**Exercise task**
In the listing below, locate the lines that hold "rate" and copy them.

Items from a dataset
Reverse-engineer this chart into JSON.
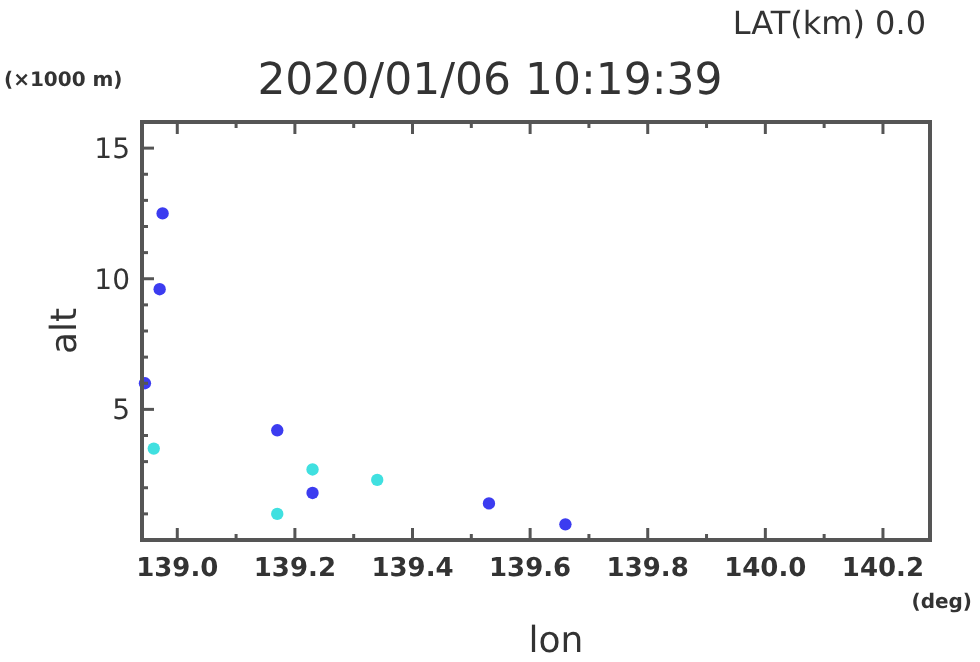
{
  "chart_data": {
    "type": "scatter",
    "title": "2020/01/06 10:19:39",
    "subtitle": "LAT(km) 0.0",
    "xlabel": "lon",
    "ylabel": "alt",
    "annotations": [
      "(×1000 m)",
      "(deg)"
    ],
    "xlim": [
      138.94,
      140.28
    ],
    "ylim": [
      0,
      16
    ],
    "xticks": [
      {
        "value": 139.0,
        "label": "139.0"
      },
      {
        "value": 139.1,
        "label": null
      },
      {
        "value": 139.2,
        "label": "139.2"
      },
      {
        "value": 139.3,
        "label": null
      },
      {
        "value": 139.4,
        "label": "139.4"
      },
      {
        "value": 139.5,
        "label": null
      },
      {
        "value": 139.6,
        "label": "139.6"
      },
      {
        "value": 139.7,
        "label": null
      },
      {
        "value": 139.8,
        "label": "139.8"
      },
      {
        "value": 139.9,
        "label": null
      },
      {
        "value": 140.0,
        "label": "140.0"
      },
      {
        "value": 140.1,
        "label": null
      },
      {
        "value": 140.2,
        "label": "140.2"
      }
    ],
    "yticks": [
      {
        "value": 1,
        "label": null
      },
      {
        "value": 2,
        "label": null
      },
      {
        "value": 3,
        "label": null
      },
      {
        "value": 4,
        "label": null
      },
      5,
      {
        "value": 6,
        "label": null
      },
      {
        "value": 7,
        "label": null
      },
      {
        "value": 8,
        "label": null
      },
      {
        "value": 9,
        "label": null
      },
      10,
      {
        "value": 11,
        "label": null
      },
      {
        "value": 12,
        "label": null
      },
      {
        "value": 13,
        "label": null
      },
      {
        "value": 14,
        "label": null
      },
      15
    ],
    "marker": "circle",
    "grid": false,
    "series": [
      {
        "color": "#3c3cf0",
        "x": [
          138.945,
          138.97,
          138.975,
          139.17,
          139.23,
          139.53,
          139.66
        ],
        "values": [
          6.0,
          9.6,
          12.5,
          4.2,
          1.8,
          1.4,
          0.6
        ]
      },
      {
        "color": "#40e0e0",
        "x": [
          138.96,
          139.17,
          139.23,
          139.34
        ],
        "values": [
          3.5,
          1.0,
          2.7,
          2.3
        ]
      }
    ]
  }
}
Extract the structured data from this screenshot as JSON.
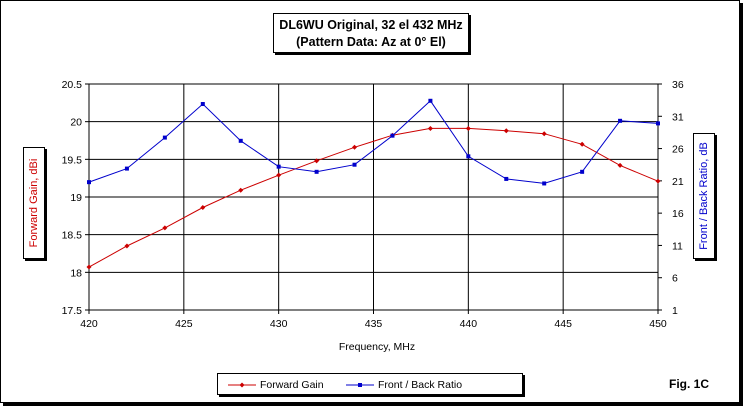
{
  "chart_data": {
    "type": "line",
    "title": "DL6WU Original, 32 el 432 MHz",
    "subtitle": "(Pattern Data: Az at 0° El)",
    "xlabel": "Frequency, MHz",
    "ylabel_left": "Forward Gain, dBi",
    "ylabel_right": "Front / Back Ratio, dB",
    "xlim": [
      420,
      450
    ],
    "ylim_left": [
      17.5,
      20.5
    ],
    "ylim_right": [
      1,
      36
    ],
    "x_ticks": [
      "420",
      "425",
      "430",
      "435",
      "440",
      "445",
      "450"
    ],
    "y_left_ticks": [
      "17.5",
      "18",
      "18.5",
      "19",
      "19.5",
      "20",
      "20.5"
    ],
    "y_right_ticks": [
      "1",
      "6",
      "11",
      "16",
      "21",
      "26",
      "31",
      "36"
    ],
    "grid": true,
    "legend": "bottom",
    "x": [
      420,
      422,
      424,
      426,
      428,
      430,
      432,
      434,
      436,
      438,
      440,
      442,
      444,
      446,
      448,
      450
    ],
    "series": [
      {
        "name": "Forward Gain",
        "axis": "left",
        "color": "#cc0000",
        "marker": "diamond",
        "values": [
          18.07,
          18.35,
          18.59,
          18.86,
          19.09,
          19.29,
          19.48,
          19.66,
          19.82,
          19.91,
          19.91,
          19.88,
          19.84,
          19.7,
          19.42,
          19.21
        ]
      },
      {
        "name": "Front / Back Ratio",
        "axis": "right",
        "color": "#0000cc",
        "marker": "square",
        "values": [
          20.8,
          22.9,
          27.7,
          32.9,
          27.2,
          23.2,
          22.4,
          23.5,
          28.0,
          33.4,
          24.8,
          21.3,
          20.6,
          22.4,
          30.3,
          29.9
        ]
      }
    ]
  },
  "figure_label": "Fig. 1C",
  "colors": {
    "axis_left_label": "#cc0000",
    "axis_right_label": "#0000cc",
    "plot_background": "#ffffff",
    "grid": "#000000"
  }
}
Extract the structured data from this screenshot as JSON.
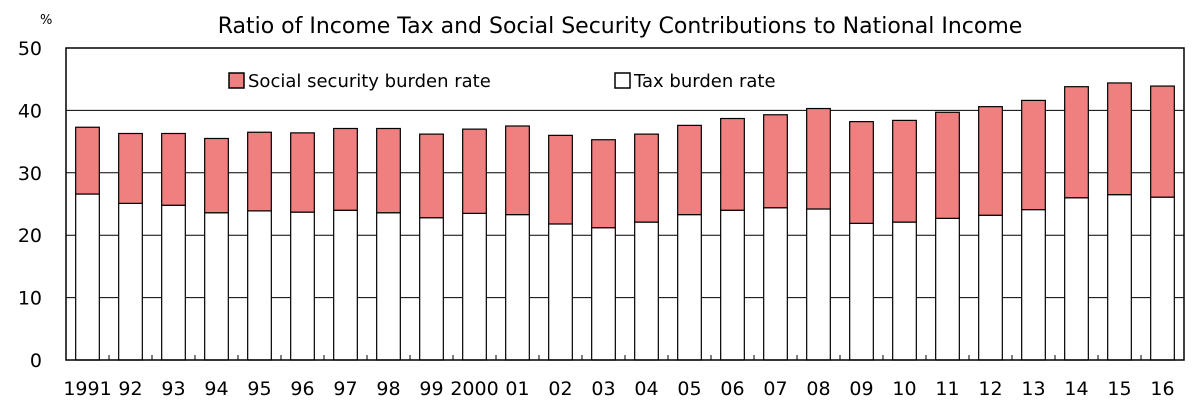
{
  "chart_data": {
    "type": "bar",
    "stacked": true,
    "title": "Ratio of Income Tax and Social Security Contributions to National Income",
    "y_unit": "%",
    "xlabel": "",
    "ylabel": "",
    "ylim": [
      0,
      50
    ],
    "yticks": [
      0,
      10,
      20,
      30,
      40,
      50
    ],
    "grid": "horizontal",
    "legend_position": "top-left",
    "categories": [
      "1991",
      "92",
      "93",
      "94",
      "95",
      "96",
      "97",
      "98",
      "99",
      "2000",
      "01",
      "02",
      "03",
      "04",
      "05",
      "06",
      "07",
      "08",
      "09",
      "10",
      "11",
      "12",
      "13",
      "14",
      "15",
      "16"
    ],
    "series": [
      {
        "name": "Tax burden rate",
        "color": "#ffffff",
        "values": [
          26.6,
          25.1,
          24.8,
          23.6,
          23.9,
          23.7,
          24.0,
          23.6,
          22.8,
          23.5,
          23.3,
          21.8,
          21.2,
          22.1,
          23.3,
          24.0,
          24.4,
          24.2,
          21.9,
          22.1,
          22.7,
          23.2,
          24.1,
          26.0,
          26.5,
          26.1
        ]
      },
      {
        "name": "Social security burden rate",
        "color": "#f08080",
        "values": [
          10.7,
          11.2,
          11.5,
          11.9,
          12.6,
          12.7,
          13.1,
          13.5,
          13.4,
          13.5,
          14.2,
          14.2,
          14.1,
          14.1,
          14.3,
          14.7,
          14.9,
          16.1,
          16.3,
          16.3,
          17.0,
          17.4,
          17.5,
          17.8,
          17.9,
          17.8
        ]
      }
    ]
  }
}
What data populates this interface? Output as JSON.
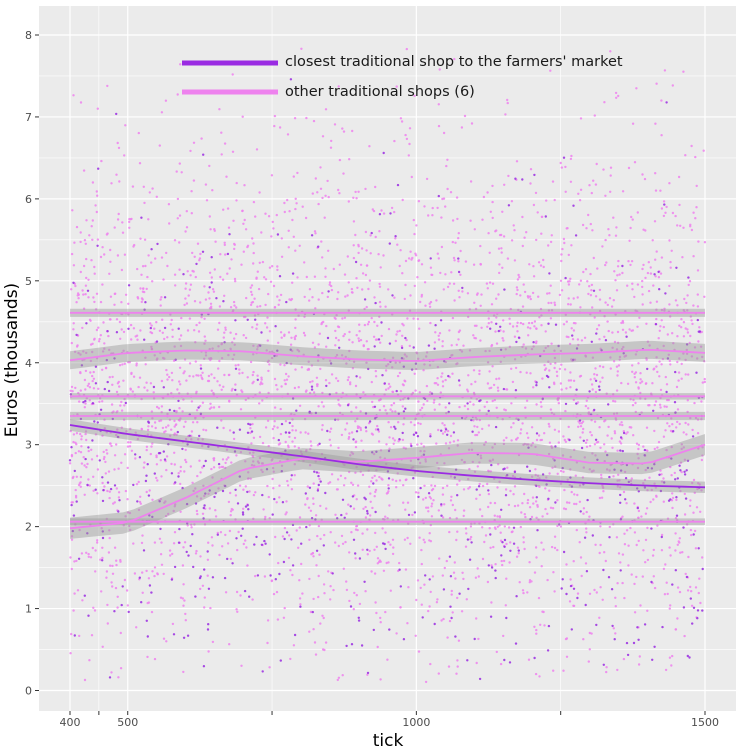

**Result below**
        "name": "Tax burden rate",
        "name": "Social security burden rate",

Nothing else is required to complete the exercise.